Exercise brief: Update the data below by replacing every "МФЦ" with "многофункционального центра" and keeping everything else unchanged. Leave the pictures out of your answer.

Extracted material:
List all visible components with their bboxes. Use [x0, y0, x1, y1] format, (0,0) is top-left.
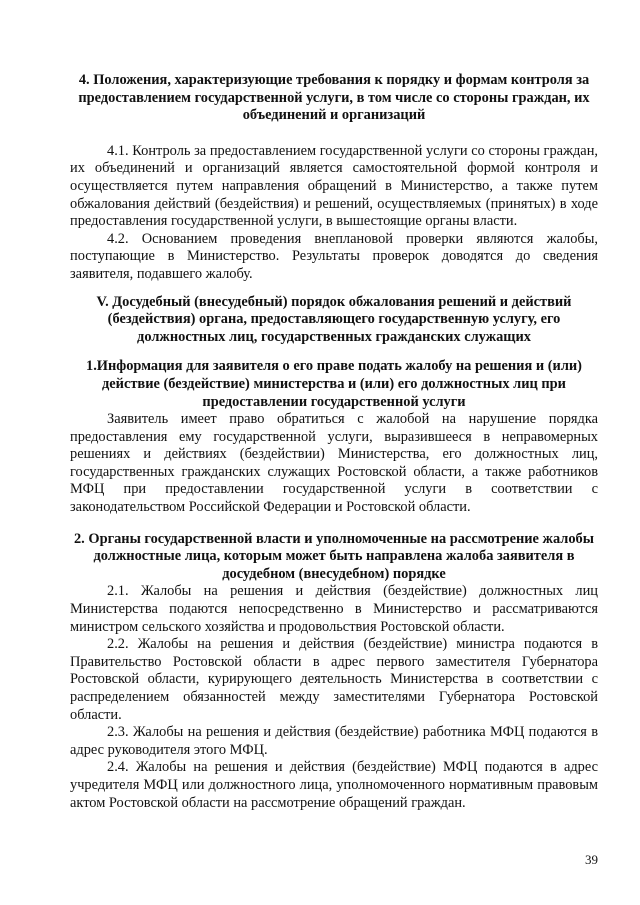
subsection-1-paragraph: Заявитель имеет право обратиться с жалобой на нарушение порядка предоставления ему государственной услуги, выразившееся в неправомерных решениях и действиях (бездействии) Министерства, его должностных лиц, государственных гражданских служащих Ростовской области, а также работников МФЦ при предоставлении государственной услуги в соответствии с законодательством Российской Федерации и Ростовской области. [70, 411, 598, 516]
subsection-2-heading: 2. Органы государственной власти и уполномоченные на рассмотрение жалобы должностные лица, которым может быть направлена жалоба заявителя в досудебном (внесудебном) порядке [73, 530, 594, 582]
paragraph-2-2: 2.2. Жалобы на решения и действия (бездействие) министра подаются в Правительство Ростовской области в адрес первого заместителя Губернатора Ростовской области, курирующего деятельность Министерства в соответствии с распределением обязанностей между заместителями Губернатора Ростовской области. [70, 636, 598, 723]
page-number: 39 [585, 852, 598, 867]
section-4-heading: 4. Положения, характеризующие требования к порядку и формам контроля за предоставлением государственной услуги, в том числе со стороны граждан, их объединений и организаций [78, 72, 590, 124]
paragraph-2-1: 2.1. Жалобы на решения и действия (бездействие) должностных лиц Министерства подаются непосредственно в Министерство и рассматриваются министром сельского хозяйства и продовольствия Ростовской области. [70, 583, 598, 635]
paragraph-2-3: 2.3. Жалобы на решения и действия (бездействие) работника МФЦ подаются в адрес руководителя этого МФЦ. [70, 724, 598, 758]
section-5-heading: V. Досудебный (внесудебный) порядок обжалования решений и действий (бездействия) органа, предоставляющего государственную услугу, его должностных лиц, государственных гражданских служащих [96, 293, 572, 345]
paragraph-2-4: 2.4. Жалобы на решения и действия (бездействие) МФЦ подаются в адрес учредителя МФЦ или должностного лица, уполномоченного нормативным правовым актом Ростовской области на рассмотрение обращений граждан. [70, 759, 598, 811]
subsection-1-heading: 1.Информация для заявителя о его праве подать жалобу на решения и (или) действие (бездействие) министерства и (или) его должностных лиц при предоставлении государственной услуги [86, 358, 582, 410]
paragraph-4-2: 4.2. Основанием проведения внеплановой проверки являются жалобы, поступающие в Министерство. Результаты проверок доводятся до сведения заявителя, подавшего жалобу. [70, 230, 598, 282]
paragraph-4-1: 4.1. Контроль за предоставлением государственной услуги со стороны граждан, их объединений и организаций является самостоятельной формой контроля и осуществляется путем направления обращений в Министерство, а также путем обжалования действий (бездействия) и решений, осуществляемых (принятых) в ходе предоставления государственной услуги, в вышестоящие органы власти. [70, 142, 598, 230]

Output for this exercise:
List all visible components with their bboxes. Use [x0, y0, x1, y1] format, (0,0) is top-left.
subsection-1-paragraph: Заявитель имеет право обратиться с жалобой на нарушение порядка предоставления ему государственной услуги, выразившееся в неправомерных решениях и действиях (бездействии) Министерства, его должностных лиц, государственных гражданских служащих Ростовской области, а также работников многофункционального центра при предоставлении государственной услуги в соответствии с законодательством Российской Федерации и Ростовской области. [70, 411, 598, 516]
subsection-2-heading: 2. Органы государственной власти и уполномоченные на рассмотрение жалобы должностные лица, которым может быть направлена жалоба заявителя в досудебном (внесудебном) порядке [73, 530, 594, 582]
paragraph-2-2: 2.2. Жалобы на решения и действия (бездействие) министра подаются в Правительство Ростовской области в адрес первого заместителя Губернатора Ростовской области, курирующего деятельность Министерства в соответствии с распределением обязанностей между заместителями Губернатора Ростовской области. [70, 636, 598, 723]
page-number: 39 [585, 852, 598, 867]
section-4-heading: 4. Положения, характеризующие требования к порядку и формам контроля за предоставлением государственной услуги, в том числе со стороны граждан, их объединений и организаций [78, 72, 590, 124]
paragraph-2-1: 2.1. Жалобы на решения и действия (бездействие) должностных лиц Министерства подаются непосредственно в Министерство и рассматриваются министром сельского хозяйства и продовольствия Ростовской области. [70, 583, 598, 635]
paragraph-2-3: 2.3. Жалобы на решения и действия (бездействие) работника многофункционального центра подаются в адрес руководителя этого многофункционального центра. [70, 724, 598, 758]
section-5-heading: V. Досудебный (внесудебный) порядок обжалования решений и действий (бездействия) органа, предоставляющего государственную услугу, его должностных лиц, государственных гражданских служащих [96, 293, 572, 345]
paragraph-2-4: 2.4. Жалобы на решения и действия (бездействие) многофункционального центра подаются в адрес учредителя многофункционального центра или должностного лица, уполномоченного нормативным правовым актом Ростовской области на рассмотрение обращений граждан. [70, 759, 598, 811]
subsection-1-heading: 1.Информация для заявителя о его праве подать жалобу на решения и (или) действие (бездействие) министерства и (или) его должностных лиц при предоставлении государственной услуги [86, 358, 582, 410]
paragraph-4-2: 4.2. Основанием проведения внеплановой проверки являются жалобы, поступающие в Министерство. Результаты проверок доводятся до сведения заявителя, подавшего жалобу. [70, 230, 598, 282]
paragraph-4-1: 4.1. Контроль за предоставлением государственной услуги со стороны граждан, их объединений и организаций является самостоятельной формой контроля и осуществляется путем направления обращений в Министерство, а также путем обжалования действий (бездействия) и решений, осуществляемых (принятых) в ходе предоставления государственной услуги, в вышестоящие органы власти. [70, 142, 598, 230]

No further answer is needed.